Given passage =>
*-*-*

Title: So difficult Post by: Daynow on November 26, 2023, 11:25:44 PM My so splits at least once a day with me. I can't leave him as I am the breadwinner and I can't work and be a single mom. I have broken finger which makes me dependent. He just insisted I take the garbage out which I did but I have a hand in a sling!
Title: Re: So difficult Post by: Daynow on November 26, 2023, 11:30:24 PM I have read the essential guide which is very helpful but it's hard as it happens at the least predictable time
I get treated like garbage. My poor child I need to learn how to minimize damage to him. Loved his dad so. I'm responsible for everything. I take good care of them but qoshvhe was the mb I needed when I marribim and had his child. I need hopes d I need support Title: Re: So difficult Post by: ForeverDad on November 27, 2023, 12:22:01 PM :hi: One step at a time. As they say, Rome wasn't built in a day.
One thought to get comfortable with is that you are both adults. You both made choices in the past. You both can still make choices. For example, why are you working and supporting the family but he isn't? Is it his choice (or excuse) not to do at least some effort at an income? He's an adult after all. Yes, we here have "been there, done that". Of course the problems arise at the least predictable time. It's not accidental that you're caught off guard. I call it "predictably unpredictable". People with BPD (or more simply, problem people) seem to have had their whole lives to learn how to be masters of Blaming and Blame Shifting. Keep on sharing and little by little we here in remote peer support can enlarge your knowledge and insight into improving your life. |iiii Title: Re: So difficult Post by: Daynow on November 27, 2023, 01:38:27 PM Thank you for your reply. Hubby does child care so I can work shift workin health care.

*-*-*

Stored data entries
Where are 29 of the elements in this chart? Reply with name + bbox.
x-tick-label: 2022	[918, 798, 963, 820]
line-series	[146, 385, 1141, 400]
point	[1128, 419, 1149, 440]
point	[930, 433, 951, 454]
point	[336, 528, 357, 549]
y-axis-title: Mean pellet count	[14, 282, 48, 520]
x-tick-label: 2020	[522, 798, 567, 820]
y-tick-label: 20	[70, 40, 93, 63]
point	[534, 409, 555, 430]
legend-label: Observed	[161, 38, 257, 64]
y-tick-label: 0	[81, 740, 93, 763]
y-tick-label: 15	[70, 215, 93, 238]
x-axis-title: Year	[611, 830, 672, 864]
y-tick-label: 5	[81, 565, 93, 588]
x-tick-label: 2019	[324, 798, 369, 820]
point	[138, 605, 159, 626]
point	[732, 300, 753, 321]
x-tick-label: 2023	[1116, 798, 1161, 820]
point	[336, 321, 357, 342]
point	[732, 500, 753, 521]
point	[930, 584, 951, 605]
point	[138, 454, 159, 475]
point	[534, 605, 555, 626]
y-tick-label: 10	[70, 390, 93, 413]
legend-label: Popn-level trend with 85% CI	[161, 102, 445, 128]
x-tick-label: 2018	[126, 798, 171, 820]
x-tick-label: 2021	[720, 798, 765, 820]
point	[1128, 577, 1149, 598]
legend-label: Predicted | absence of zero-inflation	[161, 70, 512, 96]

*-*-*

Tasks to carry out =>
(1) In the forum thread, what phrase does ForeverDad use to describe problems that arise at the least predictable time?
(2) Echo everything in the forum thread from "Title: So difficult" down to "in a sling!".

Responses to the exercise =>
(1) He calls it "predictably unpredictable."

(2)
Title: So difficult Post by: Daynow on November 26, 2023, 11:25:44 PM My so splits at least once a day with me. I can't leave him as I am the breadwinner and I can't work and be a single mom. I have broken finger which makes me dependent. He just insisted I take the garbage out which I did but I have a hand in a sling!